## Job
From the entries below, report how many lines contain the string "website". Give only that number.

## Entries
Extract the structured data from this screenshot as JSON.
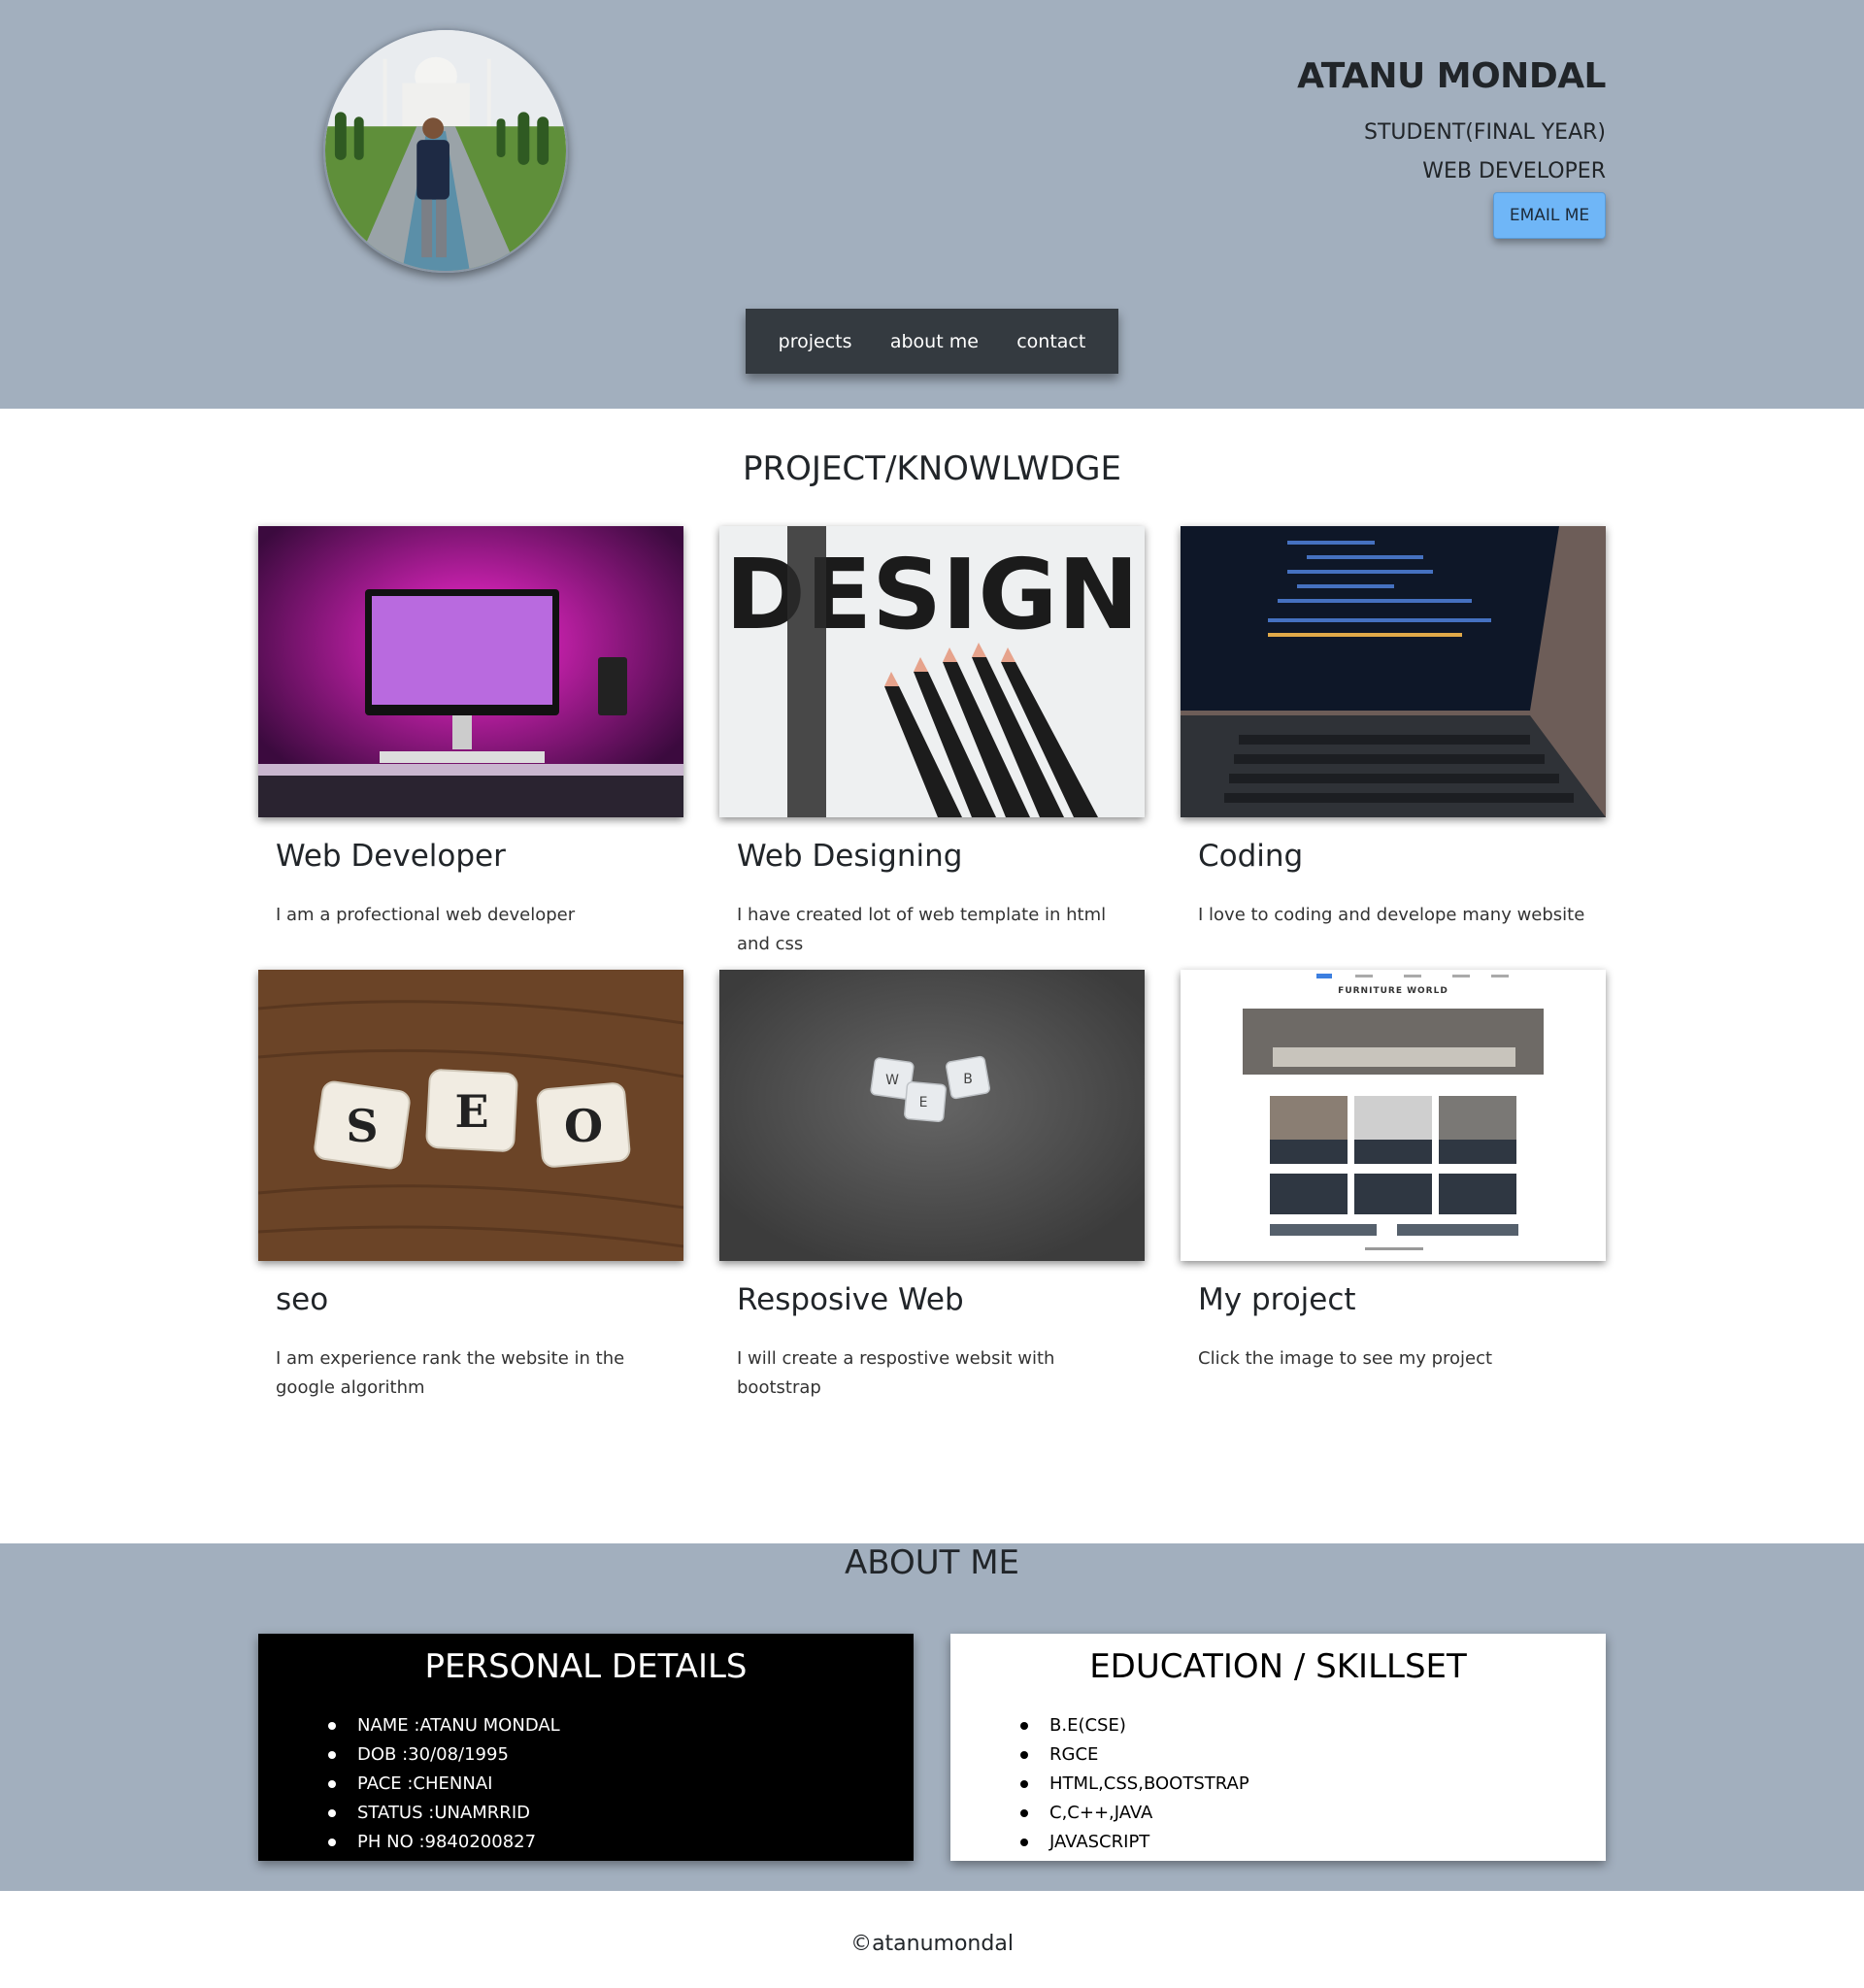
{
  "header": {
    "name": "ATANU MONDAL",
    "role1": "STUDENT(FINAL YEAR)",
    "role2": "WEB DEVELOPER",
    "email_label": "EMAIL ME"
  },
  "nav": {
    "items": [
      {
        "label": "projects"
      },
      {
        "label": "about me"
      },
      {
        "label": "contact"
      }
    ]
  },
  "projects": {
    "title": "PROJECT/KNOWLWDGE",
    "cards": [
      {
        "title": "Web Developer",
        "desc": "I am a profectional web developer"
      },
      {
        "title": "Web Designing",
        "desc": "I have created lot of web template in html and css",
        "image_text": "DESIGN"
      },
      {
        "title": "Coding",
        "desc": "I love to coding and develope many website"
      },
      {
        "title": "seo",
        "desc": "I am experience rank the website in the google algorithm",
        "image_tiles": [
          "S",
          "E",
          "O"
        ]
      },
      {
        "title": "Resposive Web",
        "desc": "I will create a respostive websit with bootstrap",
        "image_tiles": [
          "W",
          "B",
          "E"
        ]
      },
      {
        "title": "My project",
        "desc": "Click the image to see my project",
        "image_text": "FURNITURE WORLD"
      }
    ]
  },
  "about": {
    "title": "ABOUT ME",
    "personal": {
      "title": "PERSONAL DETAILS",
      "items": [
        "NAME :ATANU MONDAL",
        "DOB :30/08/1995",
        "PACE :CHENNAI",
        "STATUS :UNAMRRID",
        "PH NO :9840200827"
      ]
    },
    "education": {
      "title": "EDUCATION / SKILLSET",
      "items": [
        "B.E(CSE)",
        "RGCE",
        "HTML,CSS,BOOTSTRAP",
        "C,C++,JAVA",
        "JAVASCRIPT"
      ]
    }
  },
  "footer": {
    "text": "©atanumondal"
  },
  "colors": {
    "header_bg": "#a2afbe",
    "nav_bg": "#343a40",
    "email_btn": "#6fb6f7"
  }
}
* * *
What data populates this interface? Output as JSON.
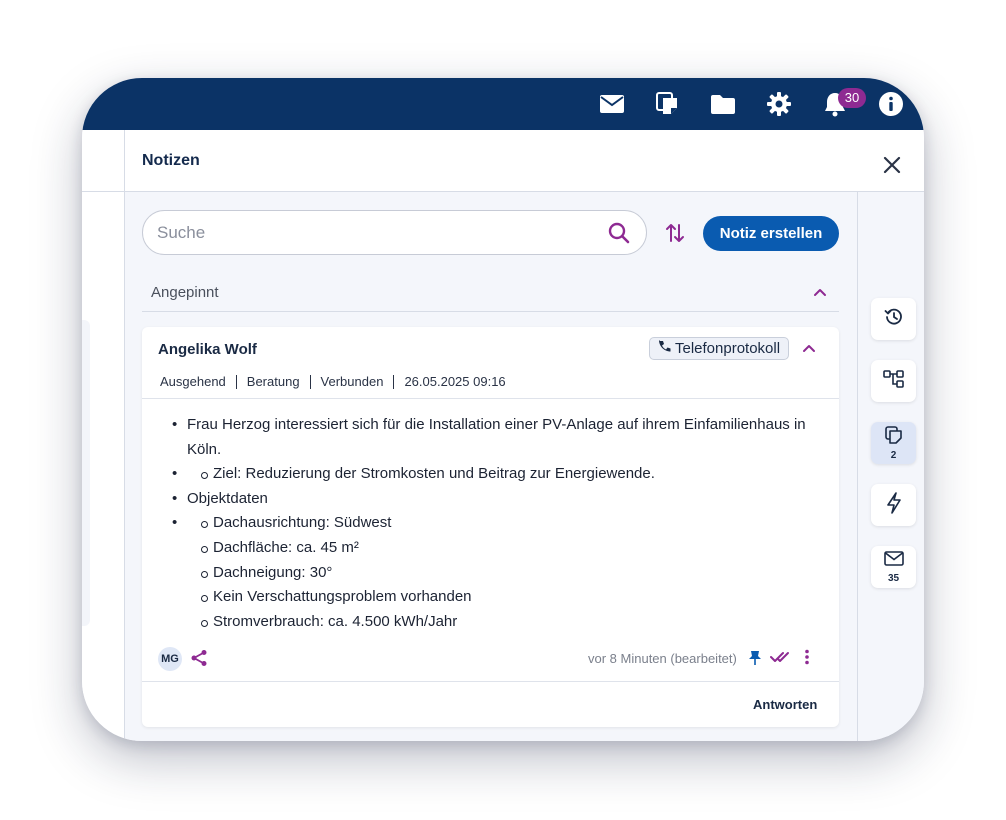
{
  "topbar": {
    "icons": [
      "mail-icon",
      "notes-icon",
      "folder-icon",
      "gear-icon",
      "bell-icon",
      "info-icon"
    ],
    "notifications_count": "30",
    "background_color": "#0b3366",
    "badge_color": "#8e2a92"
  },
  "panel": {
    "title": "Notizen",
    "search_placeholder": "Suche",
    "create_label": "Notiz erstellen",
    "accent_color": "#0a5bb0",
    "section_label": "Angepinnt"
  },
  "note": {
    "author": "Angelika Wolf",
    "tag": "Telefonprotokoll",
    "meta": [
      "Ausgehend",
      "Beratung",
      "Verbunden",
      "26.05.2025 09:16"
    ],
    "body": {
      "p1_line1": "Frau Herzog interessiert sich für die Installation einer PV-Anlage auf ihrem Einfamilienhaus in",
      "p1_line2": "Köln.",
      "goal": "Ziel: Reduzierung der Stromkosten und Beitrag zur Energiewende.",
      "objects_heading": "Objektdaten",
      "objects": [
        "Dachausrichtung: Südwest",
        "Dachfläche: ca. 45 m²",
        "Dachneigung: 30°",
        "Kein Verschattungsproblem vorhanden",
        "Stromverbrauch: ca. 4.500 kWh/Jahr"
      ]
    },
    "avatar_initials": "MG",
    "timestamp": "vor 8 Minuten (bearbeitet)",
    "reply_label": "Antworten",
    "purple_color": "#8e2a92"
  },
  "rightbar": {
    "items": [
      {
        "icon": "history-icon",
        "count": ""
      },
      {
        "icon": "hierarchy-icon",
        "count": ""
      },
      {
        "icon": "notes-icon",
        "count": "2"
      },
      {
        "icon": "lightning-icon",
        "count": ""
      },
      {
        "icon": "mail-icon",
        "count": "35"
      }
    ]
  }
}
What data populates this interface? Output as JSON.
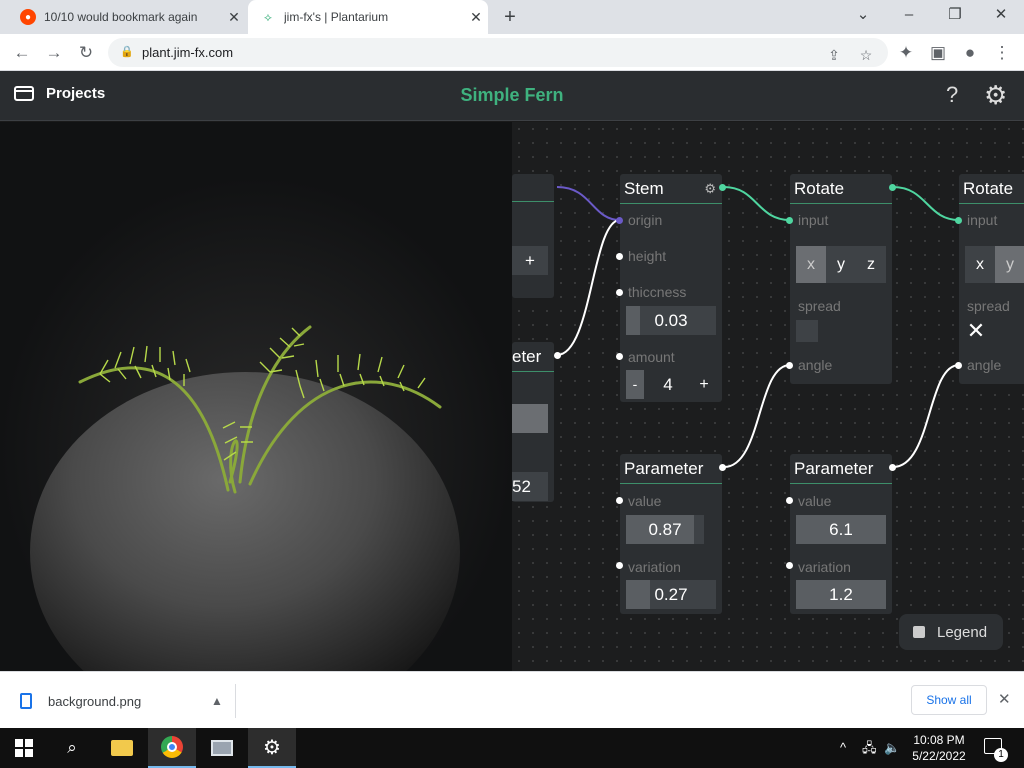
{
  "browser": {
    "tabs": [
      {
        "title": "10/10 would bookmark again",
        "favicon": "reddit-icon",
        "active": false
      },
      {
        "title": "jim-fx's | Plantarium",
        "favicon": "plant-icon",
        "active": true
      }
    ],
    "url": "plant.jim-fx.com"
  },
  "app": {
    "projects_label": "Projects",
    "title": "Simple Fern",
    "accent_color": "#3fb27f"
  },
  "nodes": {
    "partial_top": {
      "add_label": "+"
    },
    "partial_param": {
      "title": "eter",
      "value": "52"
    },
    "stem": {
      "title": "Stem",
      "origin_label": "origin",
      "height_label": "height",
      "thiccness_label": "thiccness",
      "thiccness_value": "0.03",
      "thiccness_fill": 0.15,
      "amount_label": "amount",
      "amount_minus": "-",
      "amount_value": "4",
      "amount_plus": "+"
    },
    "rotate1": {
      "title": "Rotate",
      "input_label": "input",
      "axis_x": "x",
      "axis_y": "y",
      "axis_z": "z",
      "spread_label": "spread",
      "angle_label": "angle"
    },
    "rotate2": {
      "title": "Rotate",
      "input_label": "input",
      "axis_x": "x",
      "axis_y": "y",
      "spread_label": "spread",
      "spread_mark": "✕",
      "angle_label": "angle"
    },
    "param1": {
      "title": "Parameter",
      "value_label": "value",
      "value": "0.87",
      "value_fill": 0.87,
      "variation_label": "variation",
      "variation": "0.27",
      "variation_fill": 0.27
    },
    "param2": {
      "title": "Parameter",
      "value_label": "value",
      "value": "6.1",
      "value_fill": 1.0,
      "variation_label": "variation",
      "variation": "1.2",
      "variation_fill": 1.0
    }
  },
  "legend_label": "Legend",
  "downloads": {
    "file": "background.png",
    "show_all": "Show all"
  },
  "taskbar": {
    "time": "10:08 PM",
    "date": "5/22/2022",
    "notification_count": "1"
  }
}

## Reply
2